**WHAT IS EXPECTED:** Scan the records below. List lines holding "boxcode".

Extracted data entries
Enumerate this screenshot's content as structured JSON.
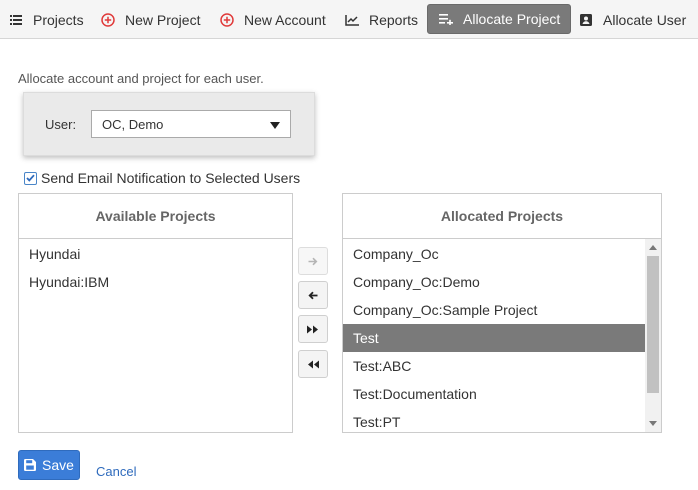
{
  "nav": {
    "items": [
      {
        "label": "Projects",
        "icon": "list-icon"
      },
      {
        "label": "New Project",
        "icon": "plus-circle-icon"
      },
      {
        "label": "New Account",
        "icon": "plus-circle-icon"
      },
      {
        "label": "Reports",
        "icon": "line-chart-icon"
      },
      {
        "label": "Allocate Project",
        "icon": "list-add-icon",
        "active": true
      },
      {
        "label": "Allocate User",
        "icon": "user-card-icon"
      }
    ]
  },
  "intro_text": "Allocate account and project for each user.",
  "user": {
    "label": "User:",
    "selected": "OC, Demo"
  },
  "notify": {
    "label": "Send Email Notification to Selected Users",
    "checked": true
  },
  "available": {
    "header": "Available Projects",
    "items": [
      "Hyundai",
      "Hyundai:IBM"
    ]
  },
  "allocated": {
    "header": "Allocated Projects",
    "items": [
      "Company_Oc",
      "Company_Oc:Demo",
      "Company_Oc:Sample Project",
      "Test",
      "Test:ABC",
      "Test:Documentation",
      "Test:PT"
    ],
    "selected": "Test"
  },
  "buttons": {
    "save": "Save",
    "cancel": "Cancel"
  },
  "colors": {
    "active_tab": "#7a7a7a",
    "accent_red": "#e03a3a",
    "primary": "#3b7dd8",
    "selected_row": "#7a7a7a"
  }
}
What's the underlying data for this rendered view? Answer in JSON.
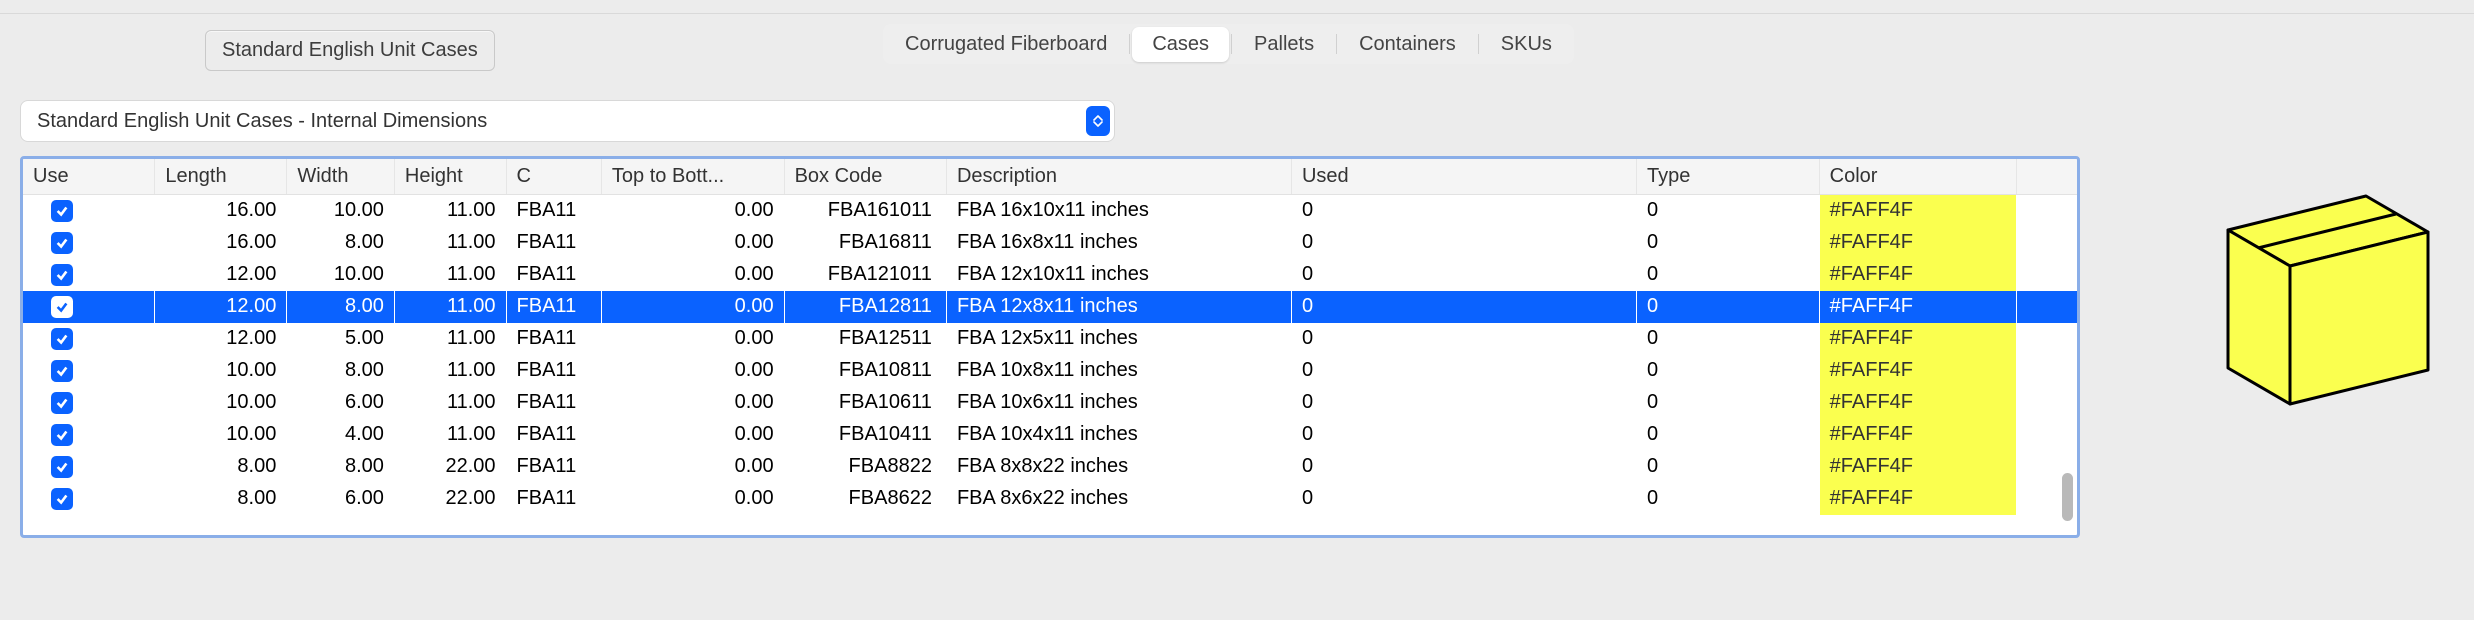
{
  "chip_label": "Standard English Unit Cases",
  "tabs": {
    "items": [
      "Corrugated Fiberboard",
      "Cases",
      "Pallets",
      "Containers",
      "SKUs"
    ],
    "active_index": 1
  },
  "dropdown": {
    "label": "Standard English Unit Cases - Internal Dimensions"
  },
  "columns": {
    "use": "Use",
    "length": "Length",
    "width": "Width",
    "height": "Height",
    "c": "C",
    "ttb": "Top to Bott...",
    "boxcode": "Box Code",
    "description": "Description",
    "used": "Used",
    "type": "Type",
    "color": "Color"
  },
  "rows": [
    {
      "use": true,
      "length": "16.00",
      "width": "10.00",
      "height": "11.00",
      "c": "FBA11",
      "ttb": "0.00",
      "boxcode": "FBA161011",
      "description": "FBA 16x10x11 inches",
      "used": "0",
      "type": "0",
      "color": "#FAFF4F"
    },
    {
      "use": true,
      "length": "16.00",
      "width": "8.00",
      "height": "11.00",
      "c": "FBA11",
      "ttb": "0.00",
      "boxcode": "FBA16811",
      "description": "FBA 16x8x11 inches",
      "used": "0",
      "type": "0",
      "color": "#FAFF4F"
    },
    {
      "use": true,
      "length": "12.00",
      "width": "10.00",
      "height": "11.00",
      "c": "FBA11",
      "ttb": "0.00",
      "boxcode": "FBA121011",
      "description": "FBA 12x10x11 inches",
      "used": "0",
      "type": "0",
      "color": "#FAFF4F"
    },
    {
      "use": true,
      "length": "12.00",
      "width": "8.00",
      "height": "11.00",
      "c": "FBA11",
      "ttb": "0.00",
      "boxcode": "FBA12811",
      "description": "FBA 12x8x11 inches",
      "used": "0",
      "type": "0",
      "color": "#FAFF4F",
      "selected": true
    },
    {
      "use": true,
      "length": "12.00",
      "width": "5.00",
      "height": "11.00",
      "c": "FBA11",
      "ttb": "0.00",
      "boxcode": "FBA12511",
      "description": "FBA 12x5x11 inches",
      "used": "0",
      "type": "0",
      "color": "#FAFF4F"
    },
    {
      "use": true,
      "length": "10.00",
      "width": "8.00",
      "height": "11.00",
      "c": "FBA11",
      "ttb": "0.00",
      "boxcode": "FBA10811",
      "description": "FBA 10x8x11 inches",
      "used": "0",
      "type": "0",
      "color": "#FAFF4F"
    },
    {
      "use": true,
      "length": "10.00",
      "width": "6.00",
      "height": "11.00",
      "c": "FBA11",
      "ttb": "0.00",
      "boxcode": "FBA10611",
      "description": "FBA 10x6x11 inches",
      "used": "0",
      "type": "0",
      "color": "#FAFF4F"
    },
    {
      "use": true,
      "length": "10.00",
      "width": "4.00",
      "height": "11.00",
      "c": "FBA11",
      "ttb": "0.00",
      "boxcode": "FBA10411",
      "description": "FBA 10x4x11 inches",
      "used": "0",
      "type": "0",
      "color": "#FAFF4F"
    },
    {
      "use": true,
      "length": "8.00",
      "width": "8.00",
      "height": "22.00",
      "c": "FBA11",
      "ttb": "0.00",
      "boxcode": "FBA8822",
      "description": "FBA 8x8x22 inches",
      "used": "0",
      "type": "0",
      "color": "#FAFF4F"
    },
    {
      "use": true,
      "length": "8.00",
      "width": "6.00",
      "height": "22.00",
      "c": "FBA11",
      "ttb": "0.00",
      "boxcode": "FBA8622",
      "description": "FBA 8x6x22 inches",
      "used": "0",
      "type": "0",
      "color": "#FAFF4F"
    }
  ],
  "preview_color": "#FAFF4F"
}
...
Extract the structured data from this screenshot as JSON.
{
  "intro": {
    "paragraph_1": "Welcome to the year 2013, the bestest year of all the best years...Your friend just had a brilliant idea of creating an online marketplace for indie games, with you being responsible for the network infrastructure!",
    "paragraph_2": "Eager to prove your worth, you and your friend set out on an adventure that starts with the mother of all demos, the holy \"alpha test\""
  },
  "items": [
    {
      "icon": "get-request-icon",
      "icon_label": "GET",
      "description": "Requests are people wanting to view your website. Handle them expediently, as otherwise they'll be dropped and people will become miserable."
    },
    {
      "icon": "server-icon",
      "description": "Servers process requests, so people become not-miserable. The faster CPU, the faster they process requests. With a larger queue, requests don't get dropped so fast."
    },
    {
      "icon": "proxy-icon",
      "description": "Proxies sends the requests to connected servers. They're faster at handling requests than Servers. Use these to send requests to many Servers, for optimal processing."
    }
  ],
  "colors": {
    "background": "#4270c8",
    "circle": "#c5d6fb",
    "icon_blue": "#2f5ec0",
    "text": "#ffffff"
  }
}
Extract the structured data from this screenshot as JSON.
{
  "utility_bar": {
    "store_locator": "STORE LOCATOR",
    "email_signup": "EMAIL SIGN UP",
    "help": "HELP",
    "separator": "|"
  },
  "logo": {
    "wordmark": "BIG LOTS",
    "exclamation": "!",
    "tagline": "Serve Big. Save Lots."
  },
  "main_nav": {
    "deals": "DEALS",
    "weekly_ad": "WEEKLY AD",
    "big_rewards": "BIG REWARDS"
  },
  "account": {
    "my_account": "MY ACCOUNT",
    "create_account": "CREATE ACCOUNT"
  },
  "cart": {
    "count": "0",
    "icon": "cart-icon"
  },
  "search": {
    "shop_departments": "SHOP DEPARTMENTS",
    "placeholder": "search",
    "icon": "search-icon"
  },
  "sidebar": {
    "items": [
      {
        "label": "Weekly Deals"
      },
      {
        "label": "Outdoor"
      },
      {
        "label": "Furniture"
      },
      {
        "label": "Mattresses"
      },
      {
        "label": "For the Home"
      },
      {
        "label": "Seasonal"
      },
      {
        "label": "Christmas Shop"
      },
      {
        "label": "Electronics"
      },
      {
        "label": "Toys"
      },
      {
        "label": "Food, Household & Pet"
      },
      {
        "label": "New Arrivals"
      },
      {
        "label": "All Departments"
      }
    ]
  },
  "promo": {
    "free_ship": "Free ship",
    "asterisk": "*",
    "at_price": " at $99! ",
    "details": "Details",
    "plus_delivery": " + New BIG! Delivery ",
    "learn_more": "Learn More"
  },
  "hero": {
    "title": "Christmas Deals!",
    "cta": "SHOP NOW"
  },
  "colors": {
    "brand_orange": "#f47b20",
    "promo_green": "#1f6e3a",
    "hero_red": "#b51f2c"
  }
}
* * *
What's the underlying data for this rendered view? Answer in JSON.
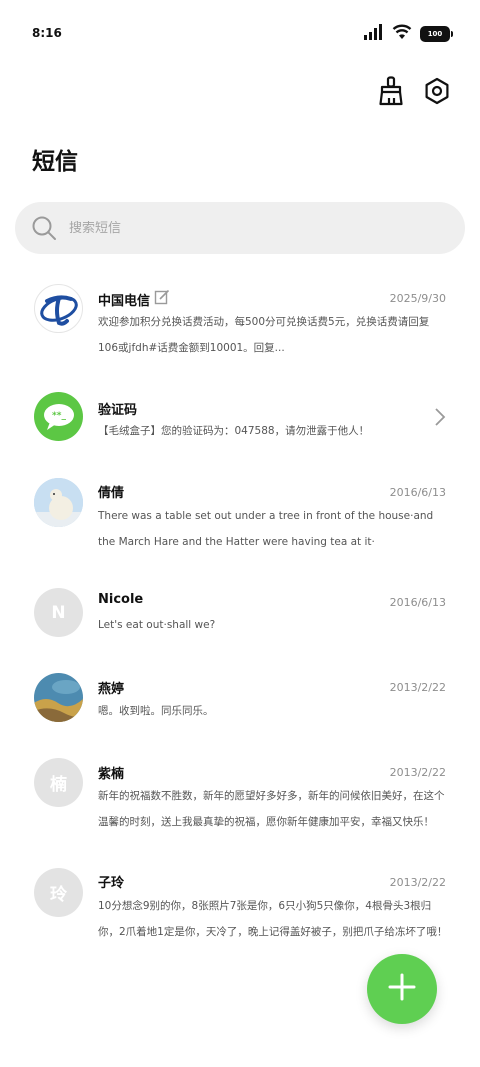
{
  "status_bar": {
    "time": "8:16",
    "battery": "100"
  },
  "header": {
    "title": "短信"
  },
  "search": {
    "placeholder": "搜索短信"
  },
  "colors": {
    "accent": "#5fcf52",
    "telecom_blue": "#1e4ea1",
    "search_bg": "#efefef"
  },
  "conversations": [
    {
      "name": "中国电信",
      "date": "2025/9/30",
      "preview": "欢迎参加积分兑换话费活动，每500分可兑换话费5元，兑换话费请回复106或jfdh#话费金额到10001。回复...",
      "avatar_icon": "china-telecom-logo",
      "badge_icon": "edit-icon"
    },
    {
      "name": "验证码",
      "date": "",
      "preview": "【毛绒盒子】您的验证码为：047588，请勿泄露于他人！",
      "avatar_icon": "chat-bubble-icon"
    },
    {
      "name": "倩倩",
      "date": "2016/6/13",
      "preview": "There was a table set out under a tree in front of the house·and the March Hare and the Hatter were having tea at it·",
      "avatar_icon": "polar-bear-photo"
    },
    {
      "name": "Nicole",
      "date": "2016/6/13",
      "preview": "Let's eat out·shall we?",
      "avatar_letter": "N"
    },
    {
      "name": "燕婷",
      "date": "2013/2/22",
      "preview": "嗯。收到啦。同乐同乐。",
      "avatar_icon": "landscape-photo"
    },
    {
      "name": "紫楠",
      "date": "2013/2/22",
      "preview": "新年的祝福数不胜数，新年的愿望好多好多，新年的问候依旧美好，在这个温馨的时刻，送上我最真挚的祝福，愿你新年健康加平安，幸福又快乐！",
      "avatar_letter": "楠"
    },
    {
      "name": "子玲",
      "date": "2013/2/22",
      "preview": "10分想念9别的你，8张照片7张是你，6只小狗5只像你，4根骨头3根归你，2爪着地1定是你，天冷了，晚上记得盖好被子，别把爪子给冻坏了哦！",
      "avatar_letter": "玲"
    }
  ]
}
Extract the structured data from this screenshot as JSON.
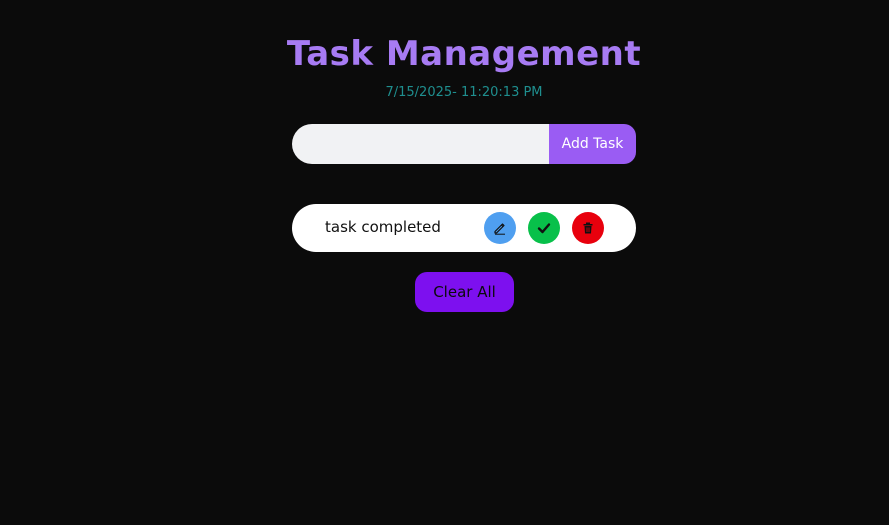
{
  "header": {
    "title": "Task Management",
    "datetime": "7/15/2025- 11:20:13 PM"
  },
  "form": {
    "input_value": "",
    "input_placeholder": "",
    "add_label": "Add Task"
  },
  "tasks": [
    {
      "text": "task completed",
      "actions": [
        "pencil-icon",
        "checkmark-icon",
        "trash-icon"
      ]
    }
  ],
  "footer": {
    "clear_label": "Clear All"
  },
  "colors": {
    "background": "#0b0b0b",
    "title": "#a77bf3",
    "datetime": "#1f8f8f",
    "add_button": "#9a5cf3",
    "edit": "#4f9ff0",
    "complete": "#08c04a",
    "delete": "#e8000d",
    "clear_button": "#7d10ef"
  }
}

**SOLUTION:**
    "boxcode": "Box Code",
      "boxcode": "FBA161011",
      "boxcode": "FBA16811",
      "boxcode": "FBA121011",
      "boxcode": "FBA12811",
      "boxcode": "FBA12511",
      "boxcode": "FBA10811",
      "boxcode": "FBA10611",
      "boxcode": "FBA10411",
      "boxcode": "FBA8822",
      "boxcode": "FBA8622",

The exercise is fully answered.